■ **TASK**
For this exercise, repeat all of the material verbatim apart from its images.
────────
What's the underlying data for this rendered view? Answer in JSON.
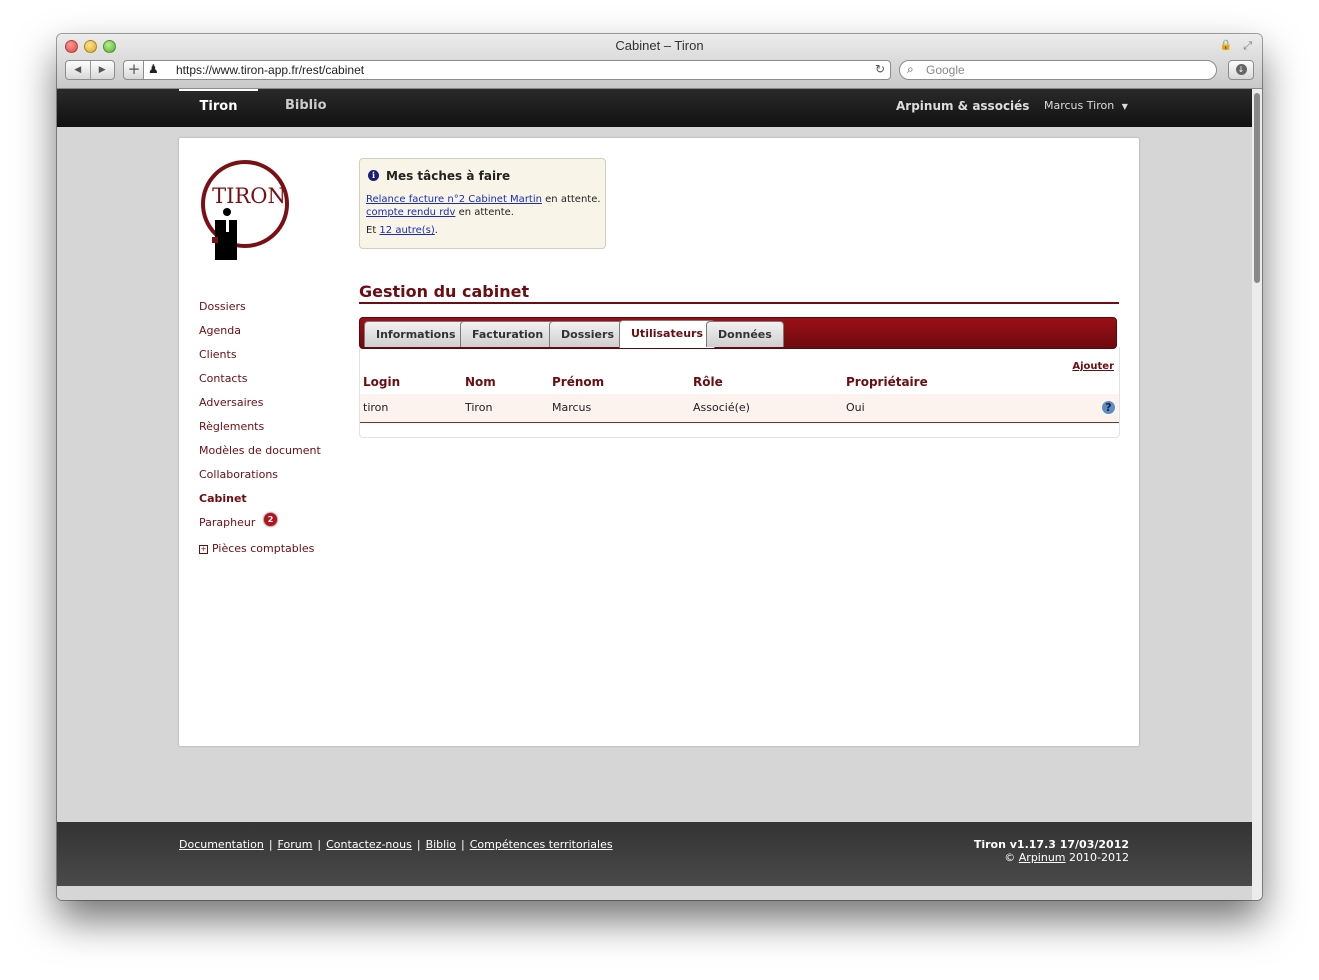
{
  "window": {
    "title": "Cabinet – Tiron"
  },
  "browser": {
    "url": "https://www.tiron-app.fr/rest/cabinet",
    "search_placeholder": "Google"
  },
  "topnav": {
    "tabs": [
      {
        "label": "Tiron"
      },
      {
        "label": "Biblio"
      }
    ],
    "firm": "Arpinum & associés",
    "user": "Marcus Tiron"
  },
  "logo": {
    "text": "TIRON"
  },
  "sidebar": {
    "items": [
      {
        "label": "Dossiers"
      },
      {
        "label": "Agenda"
      },
      {
        "label": "Clients"
      },
      {
        "label": "Contacts"
      },
      {
        "label": "Adversaires"
      },
      {
        "label": "Règlements"
      },
      {
        "label": "Modèles de document"
      },
      {
        "label": "Collaborations"
      },
      {
        "label": "Cabinet"
      },
      {
        "label": "Parapheur",
        "badge": "2"
      },
      {
        "label": "Pièces comptables"
      }
    ]
  },
  "tasks": {
    "title": "Mes tâches à faire",
    "items": [
      {
        "link": "Relance facture n°2 Cabinet Martin",
        "suffix": " en attente."
      },
      {
        "link": "compte rendu rdv",
        "suffix": " en attente."
      }
    ],
    "more_prefix": "Et ",
    "more_link": "12 autre(s)",
    "more_suffix": "."
  },
  "page": {
    "title": "Gestion du cabinet"
  },
  "tabs": [
    {
      "label": "Informations"
    },
    {
      "label": "Facturation"
    },
    {
      "label": "Dossiers"
    },
    {
      "label": "Utilisateurs"
    },
    {
      "label": "Données"
    }
  ],
  "users": {
    "add_label": "Ajouter",
    "columns": [
      "Login",
      "Nom",
      "Prénom",
      "Rôle",
      "Propriétaire"
    ],
    "rows": [
      {
        "login": "tiron",
        "nom": "Tiron",
        "prenom": "Marcus",
        "role": "Associé(e)",
        "proprietaire": "Oui"
      }
    ]
  },
  "footer": {
    "links": [
      "Documentation",
      "Forum",
      "Contactez-nous",
      "Biblio",
      "Compétences territoriales"
    ],
    "separator": "|",
    "version": "Tiron v1.17.3 17/03/2012",
    "copyright_prefix": "© ",
    "copyright_link": "Arpinum",
    "copyright_suffix": " 2010-2012"
  },
  "colors": {
    "brand": "#6b0d12",
    "tabbar": "#8a0f14",
    "topnav": "#1c1c1c",
    "footer": "#3f3f3f"
  }
}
────────
■ **RESULT**
What's the underlying data for this rendered view? Answer in JSON.
{
  "window": {
    "title": "Cabinet – Tiron"
  },
  "browser": {
    "url": "https://www.tiron-app.fr/rest/cabinet",
    "search_placeholder": "Google"
  },
  "topnav": {
    "tabs": [
      {
        "label": "Tiron"
      },
      {
        "label": "Biblio"
      }
    ],
    "firm": "Arpinum & associés",
    "user": "Marcus Tiron"
  },
  "logo": {
    "text": "TIRON"
  },
  "sidebar": {
    "items": [
      {
        "label": "Dossiers"
      },
      {
        "label": "Agenda"
      },
      {
        "label": "Clients"
      },
      {
        "label": "Contacts"
      },
      {
        "label": "Adversaires"
      },
      {
        "label": "Règlements"
      },
      {
        "label": "Modèles de document"
      },
      {
        "label": "Collaborations"
      },
      {
        "label": "Cabinet"
      },
      {
        "label": "Parapheur",
        "badge": "2"
      },
      {
        "label": "Pièces comptables"
      }
    ]
  },
  "tasks": {
    "title": "Mes tâches à faire",
    "items": [
      {
        "link": "Relance facture n°2 Cabinet Martin",
        "suffix": " en attente."
      },
      {
        "link": "compte rendu rdv",
        "suffix": " en attente."
      }
    ],
    "more_prefix": "Et ",
    "more_link": "12 autre(s)",
    "more_suffix": "."
  },
  "page": {
    "title": "Gestion du cabinet"
  },
  "tabs": [
    {
      "label": "Informations"
    },
    {
      "label": "Facturation"
    },
    {
      "label": "Dossiers"
    },
    {
      "label": "Utilisateurs"
    },
    {
      "label": "Données"
    }
  ],
  "users": {
    "add_label": "Ajouter",
    "columns": [
      "Login",
      "Nom",
      "Prénom",
      "Rôle",
      "Propriétaire"
    ],
    "rows": [
      {
        "login": "tiron",
        "nom": "Tiron",
        "prenom": "Marcus",
        "role": "Associé(e)",
        "proprietaire": "Oui"
      }
    ]
  },
  "footer": {
    "links": [
      "Documentation",
      "Forum",
      "Contactez-nous",
      "Biblio",
      "Compétences territoriales"
    ],
    "separator": "|",
    "version": "Tiron v1.17.3 17/03/2012",
    "copyright_prefix": "© ",
    "copyright_link": "Arpinum",
    "copyright_suffix": " 2010-2012"
  },
  "colors": {
    "brand": "#6b0d12",
    "tabbar": "#8a0f14",
    "topnav": "#1c1c1c",
    "footer": "#3f3f3f"
  }
}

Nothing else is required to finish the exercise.